Exercise aim:
Search the listing for "create" and copy every line where it appears.

Recorded information:
··········
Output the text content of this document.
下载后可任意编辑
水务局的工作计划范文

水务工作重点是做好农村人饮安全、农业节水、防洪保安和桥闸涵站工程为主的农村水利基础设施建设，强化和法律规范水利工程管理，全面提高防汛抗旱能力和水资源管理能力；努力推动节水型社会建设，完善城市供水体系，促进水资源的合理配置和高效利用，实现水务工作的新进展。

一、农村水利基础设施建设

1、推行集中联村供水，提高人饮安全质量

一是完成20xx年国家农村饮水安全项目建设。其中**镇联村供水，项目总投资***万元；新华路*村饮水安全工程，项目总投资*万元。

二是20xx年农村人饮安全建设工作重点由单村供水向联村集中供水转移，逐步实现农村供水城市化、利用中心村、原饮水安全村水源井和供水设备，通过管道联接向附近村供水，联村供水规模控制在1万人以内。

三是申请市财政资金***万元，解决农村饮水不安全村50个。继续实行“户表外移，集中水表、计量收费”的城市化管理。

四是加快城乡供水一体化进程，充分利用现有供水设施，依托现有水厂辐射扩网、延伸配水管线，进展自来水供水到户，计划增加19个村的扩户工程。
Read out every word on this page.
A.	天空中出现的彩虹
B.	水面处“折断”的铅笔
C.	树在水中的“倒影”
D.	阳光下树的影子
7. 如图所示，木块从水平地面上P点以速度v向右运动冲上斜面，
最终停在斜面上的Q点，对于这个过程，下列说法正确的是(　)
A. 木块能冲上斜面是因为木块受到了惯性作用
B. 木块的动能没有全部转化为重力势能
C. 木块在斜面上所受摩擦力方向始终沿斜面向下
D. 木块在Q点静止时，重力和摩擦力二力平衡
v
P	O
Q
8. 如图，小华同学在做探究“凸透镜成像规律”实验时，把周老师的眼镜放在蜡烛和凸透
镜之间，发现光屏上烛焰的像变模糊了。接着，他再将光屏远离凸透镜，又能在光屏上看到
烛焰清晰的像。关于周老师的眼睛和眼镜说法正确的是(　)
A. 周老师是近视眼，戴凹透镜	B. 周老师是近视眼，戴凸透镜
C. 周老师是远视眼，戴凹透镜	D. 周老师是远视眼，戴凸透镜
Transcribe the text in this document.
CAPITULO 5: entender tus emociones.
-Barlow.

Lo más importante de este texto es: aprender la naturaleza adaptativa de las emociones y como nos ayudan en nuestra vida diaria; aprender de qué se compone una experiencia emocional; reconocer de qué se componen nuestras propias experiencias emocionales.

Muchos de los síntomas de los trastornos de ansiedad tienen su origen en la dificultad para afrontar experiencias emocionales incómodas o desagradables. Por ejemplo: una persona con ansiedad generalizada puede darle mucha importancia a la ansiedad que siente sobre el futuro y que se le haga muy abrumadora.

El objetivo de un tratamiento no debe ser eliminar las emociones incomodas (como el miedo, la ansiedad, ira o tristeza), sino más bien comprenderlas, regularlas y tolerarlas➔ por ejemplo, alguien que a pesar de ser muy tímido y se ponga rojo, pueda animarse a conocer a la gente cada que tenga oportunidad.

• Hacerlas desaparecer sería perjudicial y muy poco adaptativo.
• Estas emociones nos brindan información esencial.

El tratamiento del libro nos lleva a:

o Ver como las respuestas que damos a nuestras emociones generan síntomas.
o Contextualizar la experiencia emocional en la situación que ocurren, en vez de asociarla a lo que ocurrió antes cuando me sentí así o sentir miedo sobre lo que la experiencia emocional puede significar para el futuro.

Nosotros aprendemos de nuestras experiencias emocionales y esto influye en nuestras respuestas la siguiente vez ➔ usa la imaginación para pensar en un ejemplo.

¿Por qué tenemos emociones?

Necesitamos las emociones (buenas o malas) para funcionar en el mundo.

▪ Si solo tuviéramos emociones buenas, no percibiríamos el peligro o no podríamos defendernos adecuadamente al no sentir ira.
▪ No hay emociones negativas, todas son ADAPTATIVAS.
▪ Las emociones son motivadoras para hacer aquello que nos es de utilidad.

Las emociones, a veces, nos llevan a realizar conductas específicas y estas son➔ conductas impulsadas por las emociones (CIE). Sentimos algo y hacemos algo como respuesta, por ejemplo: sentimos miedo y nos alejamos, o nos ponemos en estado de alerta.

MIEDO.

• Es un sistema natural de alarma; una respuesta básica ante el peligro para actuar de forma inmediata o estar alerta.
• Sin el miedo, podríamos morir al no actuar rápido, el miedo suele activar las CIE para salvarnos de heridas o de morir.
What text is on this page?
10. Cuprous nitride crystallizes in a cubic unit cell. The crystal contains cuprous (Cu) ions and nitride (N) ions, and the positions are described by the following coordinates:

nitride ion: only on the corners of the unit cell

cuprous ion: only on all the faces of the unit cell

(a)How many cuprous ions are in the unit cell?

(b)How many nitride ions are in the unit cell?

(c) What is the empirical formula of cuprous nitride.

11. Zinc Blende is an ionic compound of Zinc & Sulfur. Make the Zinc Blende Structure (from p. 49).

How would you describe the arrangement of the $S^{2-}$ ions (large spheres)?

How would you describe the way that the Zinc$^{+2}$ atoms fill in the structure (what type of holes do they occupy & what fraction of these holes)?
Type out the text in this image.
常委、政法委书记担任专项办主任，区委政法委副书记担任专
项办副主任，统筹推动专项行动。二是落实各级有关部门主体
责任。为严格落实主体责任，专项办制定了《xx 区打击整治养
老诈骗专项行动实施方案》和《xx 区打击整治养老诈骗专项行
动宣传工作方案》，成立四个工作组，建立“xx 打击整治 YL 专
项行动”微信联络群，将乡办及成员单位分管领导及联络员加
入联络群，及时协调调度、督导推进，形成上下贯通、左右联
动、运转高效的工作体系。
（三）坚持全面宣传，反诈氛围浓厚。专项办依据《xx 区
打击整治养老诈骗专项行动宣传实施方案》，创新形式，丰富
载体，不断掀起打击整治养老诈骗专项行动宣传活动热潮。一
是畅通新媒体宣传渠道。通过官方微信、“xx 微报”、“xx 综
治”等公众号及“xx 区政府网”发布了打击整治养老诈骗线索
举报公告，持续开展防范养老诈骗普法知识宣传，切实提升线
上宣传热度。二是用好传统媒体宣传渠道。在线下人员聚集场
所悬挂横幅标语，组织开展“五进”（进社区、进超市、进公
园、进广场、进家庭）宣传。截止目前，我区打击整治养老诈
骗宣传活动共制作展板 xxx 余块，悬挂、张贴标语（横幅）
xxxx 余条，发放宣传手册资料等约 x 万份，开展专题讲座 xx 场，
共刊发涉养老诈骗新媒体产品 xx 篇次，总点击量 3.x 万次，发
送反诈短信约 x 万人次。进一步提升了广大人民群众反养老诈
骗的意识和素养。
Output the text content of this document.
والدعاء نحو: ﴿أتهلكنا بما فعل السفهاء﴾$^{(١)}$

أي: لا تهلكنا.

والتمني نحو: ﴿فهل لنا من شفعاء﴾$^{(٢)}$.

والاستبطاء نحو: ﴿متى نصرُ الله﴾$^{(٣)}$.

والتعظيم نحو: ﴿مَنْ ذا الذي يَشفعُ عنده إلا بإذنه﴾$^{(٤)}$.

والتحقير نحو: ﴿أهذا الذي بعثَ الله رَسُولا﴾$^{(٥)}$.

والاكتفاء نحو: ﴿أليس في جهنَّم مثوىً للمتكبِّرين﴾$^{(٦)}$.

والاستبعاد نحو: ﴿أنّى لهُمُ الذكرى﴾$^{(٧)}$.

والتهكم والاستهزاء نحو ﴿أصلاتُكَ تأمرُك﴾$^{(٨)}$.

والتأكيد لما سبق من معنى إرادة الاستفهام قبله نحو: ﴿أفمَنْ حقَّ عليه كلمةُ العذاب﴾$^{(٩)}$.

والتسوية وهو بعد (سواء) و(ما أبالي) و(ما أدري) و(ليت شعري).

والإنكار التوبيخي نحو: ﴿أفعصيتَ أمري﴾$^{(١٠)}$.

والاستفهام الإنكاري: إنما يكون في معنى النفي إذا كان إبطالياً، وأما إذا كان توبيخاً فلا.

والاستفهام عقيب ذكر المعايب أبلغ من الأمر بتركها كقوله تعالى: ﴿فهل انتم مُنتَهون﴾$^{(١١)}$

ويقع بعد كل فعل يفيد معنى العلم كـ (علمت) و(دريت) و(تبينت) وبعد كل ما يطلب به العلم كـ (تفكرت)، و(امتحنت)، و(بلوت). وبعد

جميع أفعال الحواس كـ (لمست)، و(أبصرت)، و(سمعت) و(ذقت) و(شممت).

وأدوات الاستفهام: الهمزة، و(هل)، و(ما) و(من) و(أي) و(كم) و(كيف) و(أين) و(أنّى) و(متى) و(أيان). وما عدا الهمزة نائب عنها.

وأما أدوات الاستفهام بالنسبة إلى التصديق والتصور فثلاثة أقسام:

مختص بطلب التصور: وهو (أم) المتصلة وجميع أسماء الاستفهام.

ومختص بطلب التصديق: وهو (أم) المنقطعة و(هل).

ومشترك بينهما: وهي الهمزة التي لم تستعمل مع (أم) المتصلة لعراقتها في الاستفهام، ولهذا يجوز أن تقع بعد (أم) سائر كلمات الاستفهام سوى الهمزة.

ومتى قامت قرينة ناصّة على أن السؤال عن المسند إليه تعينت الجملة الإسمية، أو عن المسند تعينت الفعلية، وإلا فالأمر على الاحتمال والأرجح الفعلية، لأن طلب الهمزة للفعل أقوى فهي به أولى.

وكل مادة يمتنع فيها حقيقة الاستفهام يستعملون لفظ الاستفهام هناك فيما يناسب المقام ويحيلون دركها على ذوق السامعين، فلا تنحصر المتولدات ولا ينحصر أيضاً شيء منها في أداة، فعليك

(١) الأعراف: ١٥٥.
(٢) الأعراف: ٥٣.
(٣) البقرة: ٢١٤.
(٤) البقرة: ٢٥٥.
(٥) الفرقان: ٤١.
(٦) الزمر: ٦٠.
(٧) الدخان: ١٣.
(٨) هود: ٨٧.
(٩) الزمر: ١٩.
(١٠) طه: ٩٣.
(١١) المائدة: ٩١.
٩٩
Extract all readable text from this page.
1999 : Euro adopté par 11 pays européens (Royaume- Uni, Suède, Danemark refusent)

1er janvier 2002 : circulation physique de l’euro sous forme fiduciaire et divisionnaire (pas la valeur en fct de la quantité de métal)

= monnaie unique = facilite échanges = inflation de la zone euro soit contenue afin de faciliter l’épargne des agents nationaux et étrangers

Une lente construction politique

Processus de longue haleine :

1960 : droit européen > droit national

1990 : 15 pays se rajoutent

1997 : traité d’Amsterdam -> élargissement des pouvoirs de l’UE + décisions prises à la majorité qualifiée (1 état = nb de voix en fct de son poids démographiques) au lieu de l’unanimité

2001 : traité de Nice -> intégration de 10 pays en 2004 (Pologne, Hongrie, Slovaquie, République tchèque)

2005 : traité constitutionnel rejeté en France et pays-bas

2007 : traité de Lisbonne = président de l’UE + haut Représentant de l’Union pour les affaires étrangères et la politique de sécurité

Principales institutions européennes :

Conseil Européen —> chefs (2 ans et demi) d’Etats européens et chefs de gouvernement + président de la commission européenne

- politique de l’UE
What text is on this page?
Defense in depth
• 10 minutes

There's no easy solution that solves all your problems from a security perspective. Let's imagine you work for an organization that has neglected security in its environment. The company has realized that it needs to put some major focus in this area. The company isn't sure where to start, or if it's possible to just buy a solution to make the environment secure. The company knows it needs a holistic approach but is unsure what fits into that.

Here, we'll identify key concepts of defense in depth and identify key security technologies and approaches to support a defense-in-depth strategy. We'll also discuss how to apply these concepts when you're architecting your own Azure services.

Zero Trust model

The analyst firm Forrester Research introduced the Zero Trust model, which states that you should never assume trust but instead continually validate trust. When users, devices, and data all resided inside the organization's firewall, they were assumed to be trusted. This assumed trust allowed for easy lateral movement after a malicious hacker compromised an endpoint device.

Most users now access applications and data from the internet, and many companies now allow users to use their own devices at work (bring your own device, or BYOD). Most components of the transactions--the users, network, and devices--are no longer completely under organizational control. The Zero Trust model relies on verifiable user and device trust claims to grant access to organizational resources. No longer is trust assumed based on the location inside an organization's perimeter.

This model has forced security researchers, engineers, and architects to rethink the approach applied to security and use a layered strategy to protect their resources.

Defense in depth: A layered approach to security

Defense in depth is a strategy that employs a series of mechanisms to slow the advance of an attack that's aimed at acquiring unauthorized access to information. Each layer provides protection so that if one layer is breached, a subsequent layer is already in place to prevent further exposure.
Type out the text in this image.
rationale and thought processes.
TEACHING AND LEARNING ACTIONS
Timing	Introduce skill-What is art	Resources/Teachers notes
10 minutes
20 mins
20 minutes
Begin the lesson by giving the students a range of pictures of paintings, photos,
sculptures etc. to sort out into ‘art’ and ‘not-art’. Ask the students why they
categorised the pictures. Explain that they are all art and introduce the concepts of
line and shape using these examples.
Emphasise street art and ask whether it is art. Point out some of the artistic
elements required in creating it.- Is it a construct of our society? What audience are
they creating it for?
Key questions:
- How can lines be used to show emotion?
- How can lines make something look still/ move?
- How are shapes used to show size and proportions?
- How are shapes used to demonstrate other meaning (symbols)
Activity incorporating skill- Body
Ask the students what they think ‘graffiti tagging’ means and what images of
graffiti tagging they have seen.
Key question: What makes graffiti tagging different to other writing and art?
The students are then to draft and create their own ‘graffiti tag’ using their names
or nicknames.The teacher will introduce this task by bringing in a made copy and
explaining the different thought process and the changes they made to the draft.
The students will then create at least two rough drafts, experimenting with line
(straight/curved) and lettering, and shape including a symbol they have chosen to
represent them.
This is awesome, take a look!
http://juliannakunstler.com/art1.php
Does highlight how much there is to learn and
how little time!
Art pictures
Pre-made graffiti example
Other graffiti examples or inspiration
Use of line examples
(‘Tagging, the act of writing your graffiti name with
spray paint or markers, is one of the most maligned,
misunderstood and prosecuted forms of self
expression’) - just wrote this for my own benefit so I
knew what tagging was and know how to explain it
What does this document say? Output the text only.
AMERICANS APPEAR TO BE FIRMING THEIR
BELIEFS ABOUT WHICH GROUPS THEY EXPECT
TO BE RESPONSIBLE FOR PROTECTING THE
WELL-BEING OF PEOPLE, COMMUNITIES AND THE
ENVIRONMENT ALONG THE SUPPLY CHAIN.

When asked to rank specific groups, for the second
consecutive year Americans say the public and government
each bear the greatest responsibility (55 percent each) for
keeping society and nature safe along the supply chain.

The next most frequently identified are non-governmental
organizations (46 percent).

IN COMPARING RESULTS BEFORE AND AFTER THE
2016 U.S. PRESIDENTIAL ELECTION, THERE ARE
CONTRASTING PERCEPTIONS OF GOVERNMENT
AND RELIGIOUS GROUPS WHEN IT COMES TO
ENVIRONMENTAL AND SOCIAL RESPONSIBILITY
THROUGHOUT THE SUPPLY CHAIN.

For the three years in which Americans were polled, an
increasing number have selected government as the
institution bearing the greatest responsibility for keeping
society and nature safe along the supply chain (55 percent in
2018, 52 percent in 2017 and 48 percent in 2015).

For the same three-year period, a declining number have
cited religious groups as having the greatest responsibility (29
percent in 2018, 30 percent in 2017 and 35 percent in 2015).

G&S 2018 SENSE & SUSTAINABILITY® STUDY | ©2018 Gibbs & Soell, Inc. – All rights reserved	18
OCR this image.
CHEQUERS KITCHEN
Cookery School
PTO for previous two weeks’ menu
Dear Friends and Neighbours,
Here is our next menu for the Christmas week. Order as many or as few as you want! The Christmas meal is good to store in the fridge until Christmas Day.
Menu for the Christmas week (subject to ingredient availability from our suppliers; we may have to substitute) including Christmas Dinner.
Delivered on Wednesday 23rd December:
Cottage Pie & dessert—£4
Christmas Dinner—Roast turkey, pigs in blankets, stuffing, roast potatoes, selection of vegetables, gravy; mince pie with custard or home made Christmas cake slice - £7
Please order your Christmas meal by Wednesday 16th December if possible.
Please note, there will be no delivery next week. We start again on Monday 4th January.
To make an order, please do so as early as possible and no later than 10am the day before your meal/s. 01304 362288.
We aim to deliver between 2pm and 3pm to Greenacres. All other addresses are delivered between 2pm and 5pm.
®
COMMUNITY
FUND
··········
Result for this exercise:
The students are then to draft and create their own ‘graffiti tag’ using their names
The students will then create at least two rough drafts, experimenting with line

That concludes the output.